STORED DATA ::
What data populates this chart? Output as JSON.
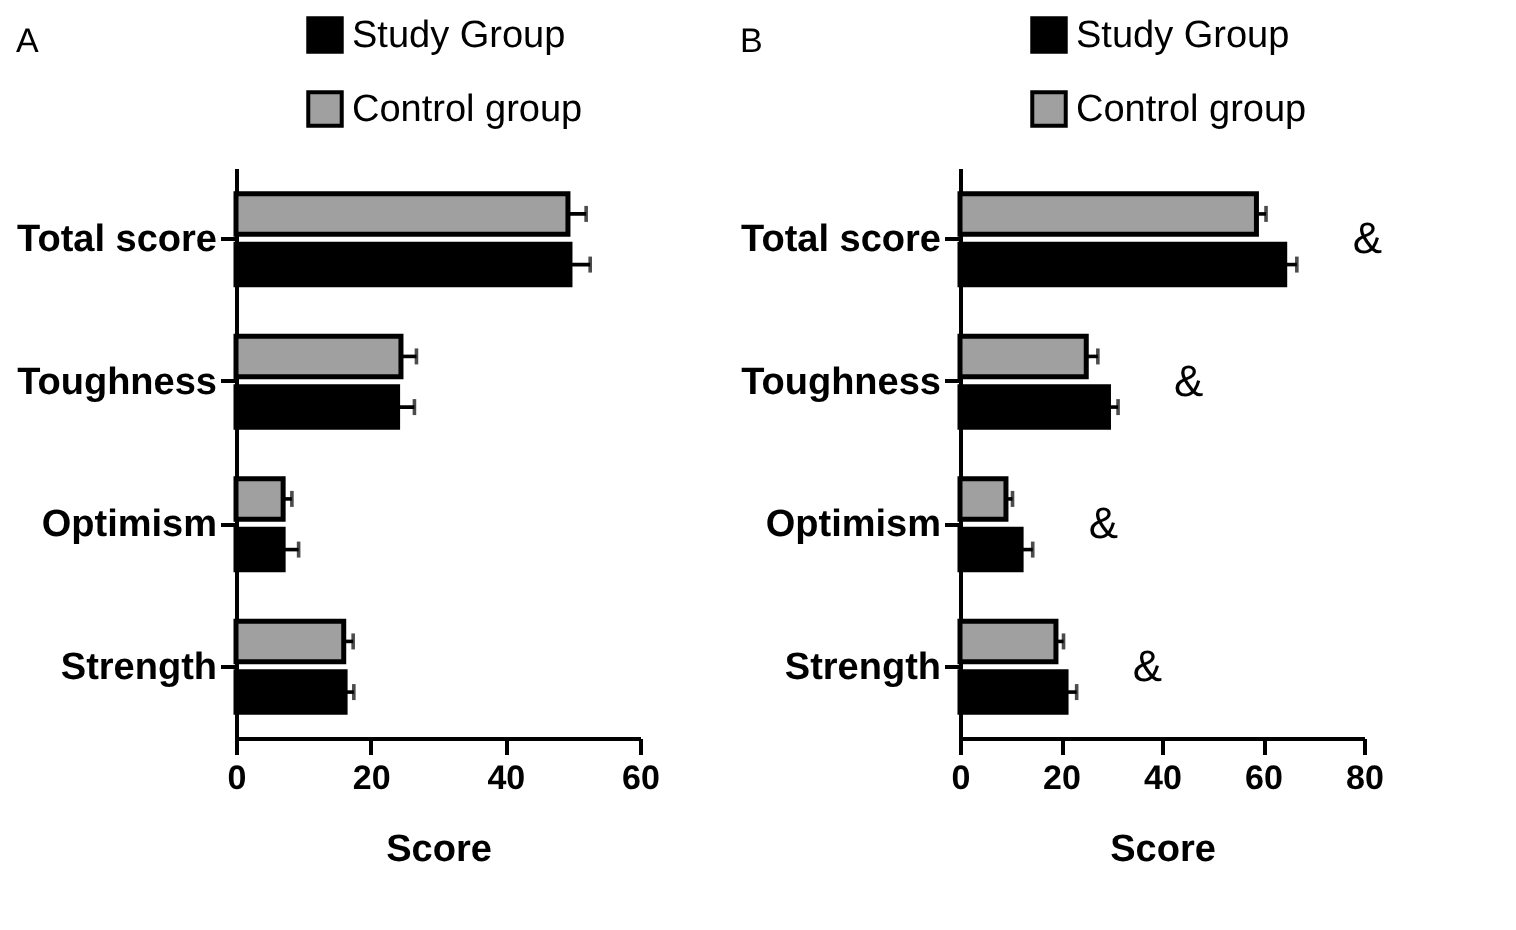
{
  "chart_data": [
    {
      "type": "bar",
      "title": "A",
      "orientation": "horizontal",
      "xlabel": "Score",
      "categories": [
        "Total score",
        "Toughness",
        "Optimism",
        "Strength"
      ],
      "xlim": [
        0,
        60
      ],
      "xticks": [
        0,
        20,
        40,
        60
      ],
      "grid": false,
      "legend": "top",
      "series": [
        {
          "name": "Control group",
          "color": "#a0a0a0",
          "values": [
            49.3,
            24.5,
            7,
            16
          ],
          "errors": [
            2.7,
            2.3,
            1.3,
            1.4
          ]
        },
        {
          "name": "Study Group",
          "color": "#000000",
          "values": [
            49.6,
            24,
            7,
            16.2
          ],
          "errors": [
            3,
            2.5,
            2.3,
            1.3
          ]
        }
      ]
    },
    {
      "type": "bar",
      "title": "B",
      "orientation": "horizontal",
      "xlabel": "Score",
      "categories": [
        "Total score",
        "Toughness",
        "Optimism",
        "Strength"
      ],
      "xlim": [
        0,
        80
      ],
      "xticks": [
        0,
        20,
        40,
        60,
        80
      ],
      "grid": false,
      "legend": "top",
      "annotations": [
        "&",
        "&",
        "&",
        "&"
      ],
      "series": [
        {
          "name": "Control group",
          "color": "#a0a0a0",
          "values": [
            58.7,
            25,
            9.1,
            19
          ],
          "errors": [
            1.9,
            2.3,
            1.3,
            1.5
          ]
        },
        {
          "name": "Study Group",
          "color": "#000000",
          "values": [
            64.3,
            29.4,
            12.1,
            21
          ],
          "errors": [
            2.4,
            1.9,
            2.3,
            2.1
          ]
        }
      ]
    }
  ]
}
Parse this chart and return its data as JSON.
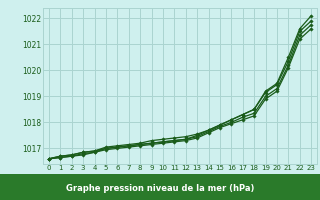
{
  "xlabel": "Graphe pression niveau de la mer (hPa)",
  "xlim": [
    -0.5,
    23.5
  ],
  "ylim": [
    1016.4,
    1022.4
  ],
  "yticks": [
    1017,
    1018,
    1019,
    1020,
    1021,
    1022
  ],
  "xticks": [
    0,
    1,
    2,
    3,
    4,
    5,
    6,
    7,
    8,
    9,
    10,
    11,
    12,
    13,
    14,
    15,
    16,
    17,
    18,
    19,
    20,
    21,
    22,
    23
  ],
  "bg_color": "#cff0ee",
  "grid_color": "#aad4d0",
  "line_color": "#1a5c1a",
  "label_color": "#1a5c1a",
  "bottom_bar_color": "#2a7a2a",
  "series": [
    [
      1016.6,
      1016.7,
      1016.75,
      1016.85,
      1016.9,
      1017.0,
      1017.05,
      1017.1,
      1017.15,
      1017.2,
      1017.25,
      1017.3,
      1017.35,
      1017.5,
      1017.7,
      1017.9,
      1018.1,
      1018.3,
      1018.5,
      1019.2,
      1019.5,
      1020.5,
      1021.6,
      1022.1
    ],
    [
      1016.6,
      1016.7,
      1016.75,
      1016.85,
      1016.9,
      1017.05,
      1017.1,
      1017.15,
      1017.2,
      1017.3,
      1017.35,
      1017.4,
      1017.45,
      1017.55,
      1017.7,
      1017.9,
      1018.1,
      1018.3,
      1018.5,
      1019.15,
      1019.45,
      1020.35,
      1021.5,
      1021.9
    ],
    [
      1016.6,
      1016.65,
      1016.7,
      1016.8,
      1016.85,
      1017.0,
      1017.05,
      1017.1,
      1017.15,
      1017.2,
      1017.25,
      1017.3,
      1017.35,
      1017.45,
      1017.65,
      1017.85,
      1018.0,
      1018.2,
      1018.35,
      1019.0,
      1019.3,
      1020.2,
      1021.35,
      1021.75
    ],
    [
      1016.6,
      1016.65,
      1016.7,
      1016.75,
      1016.85,
      1016.95,
      1017.0,
      1017.05,
      1017.1,
      1017.15,
      1017.2,
      1017.25,
      1017.3,
      1017.4,
      1017.6,
      1017.8,
      1017.95,
      1018.1,
      1018.25,
      1018.9,
      1019.2,
      1020.1,
      1021.2,
      1021.6
    ]
  ]
}
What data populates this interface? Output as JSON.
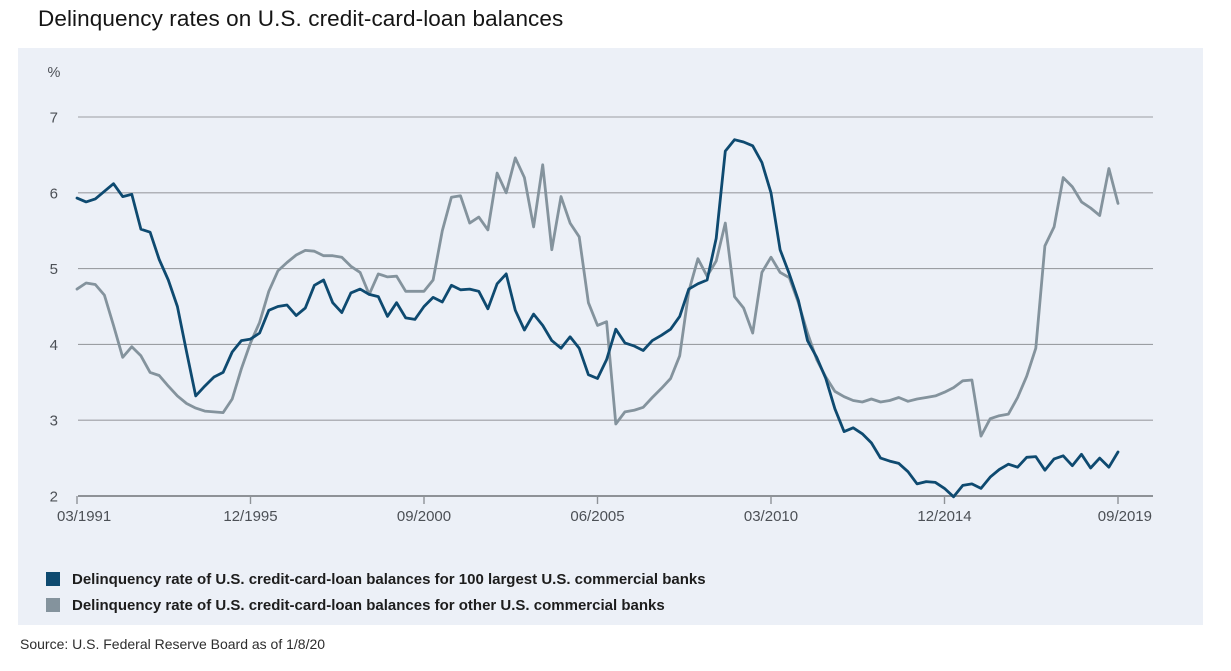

WHAT THIS TASK INVOLVES :: Output the lines above in full and exactly as given, omitting any pictures.

RESPONSE ::
What data populates this chart? Output as JSON.
{
  "chart_data": [
    {
      "type": "bar",
      "title": "A",
      "orientation": "horizontal",
      "xlabel": "Score",
      "categories": [
        "Total score",
        "Toughness",
        "Optimism",
        "Strength"
      ],
      "xlim": [
        0,
        60
      ],
      "xticks": [
        0,
        20,
        40,
        60
      ],
      "grid": false,
      "legend": "top",
      "series": [
        {
          "name": "Control group",
          "color": "#a0a0a0",
          "values": [
            49.3,
            24.5,
            7,
            16
          ],
          "errors": [
            2.7,
            2.3,
            1.3,
            1.4
          ]
        },
        {
          "name": "Study Group",
          "color": "#000000",
          "values": [
            49.6,
            24,
            7,
            16.2
          ],
          "errors": [
            3,
            2.5,
            2.3,
            1.3
          ]
        }
      ]
    },
    {
      "type": "bar",
      "title": "B",
      "orientation": "horizontal",
      "xlabel": "Score",
      "categories": [
        "Total score",
        "Toughness",
        "Optimism",
        "Strength"
      ],
      "xlim": [
        0,
        80
      ],
      "xticks": [
        0,
        20,
        40,
        60,
        80
      ],
      "grid": false,
      "legend": "top",
      "annotations": [
        "&",
        "&",
        "&",
        "&"
      ],
      "series": [
        {
          "name": "Control group",
          "color": "#a0a0a0",
          "values": [
            58.7,
            25,
            9.1,
            19
          ],
          "errors": [
            1.9,
            2.3,
            1.3,
            1.5
          ]
        },
        {
          "name": "Study Group",
          "color": "#000000",
          "values": [
            64.3,
            29.4,
            12.1,
            21
          ],
          "errors": [
            2.4,
            1.9,
            2.3,
            2.1
          ]
        }
      ]
    }
  ]
}
Parse this chart and return its data as JSON.
{
  "xlabel": "Graphe pression niveau de la mer (hPa)",
  "xlim": [
    -0.5,
    23.5
  ],
  "ylim": [
    1016.4,
    1022.4
  ],
  "yticks": [
    1017,
    1018,
    1019,
    1020,
    1021,
    1022
  ],
  "xticks": [
    0,
    1,
    2,
    3,
    4,
    5,
    6,
    7,
    8,
    9,
    10,
    11,
    12,
    13,
    14,
    15,
    16,
    17,
    18,
    19,
    20,
    21,
    22,
    23
  ],
  "bg_color": "#cff0ee",
  "grid_color": "#aad4d0",
  "line_color": "#1a5c1a",
  "label_color": "#1a5c1a",
  "bottom_bar_color": "#2a7a2a",
  "series": [
    [
      1016.6,
      1016.7,
      1016.75,
      1016.85,
      1016.9,
      1017.0,
      1017.05,
      1017.1,
      1017.15,
      1017.2,
      1017.25,
      1017.3,
      1017.35,
      1017.5,
      1017.7,
      1017.9,
      1018.1,
      1018.3,
      1018.5,
      1019.2,
      1019.5,
      1020.5,
      1021.6,
      1022.1
    ],
    [
      1016.6,
      1016.7,
      1016.75,
      1016.85,
      1016.9,
      1017.05,
      1017.1,
      1017.15,
      1017.2,
      1017.3,
      1017.35,
      1017.4,
      1017.45,
      1017.55,
      1017.7,
      1017.9,
      1018.1,
      1018.3,
      1018.5,
      1019.15,
      1019.45,
      1020.35,
      1021.5,
      1021.9
    ],
    [
      1016.6,
      1016.65,
      1016.7,
      1016.8,
      1016.85,
      1017.0,
      1017.05,
      1017.1,
      1017.15,
      1017.2,
      1017.25,
      1017.3,
      1017.35,
      1017.45,
      1017.65,
      1017.85,
      1018.0,
      1018.2,
      1018.35,
      1019.0,
      1019.3,
      1020.2,
      1021.35,
      1021.75
    ],
    [
      1016.6,
      1016.65,
      1016.7,
      1016.75,
      1016.85,
      1016.95,
      1017.0,
      1017.05,
      1017.1,
      1017.15,
      1017.2,
      1017.25,
      1017.3,
      1017.4,
      1017.6,
      1017.8,
      1017.95,
      1018.1,
      1018.25,
      1018.9,
      1019.2,
      1020.1,
      1021.2,
      1021.6
    ]
  ]
}
What data populates this interface? Output as JSON.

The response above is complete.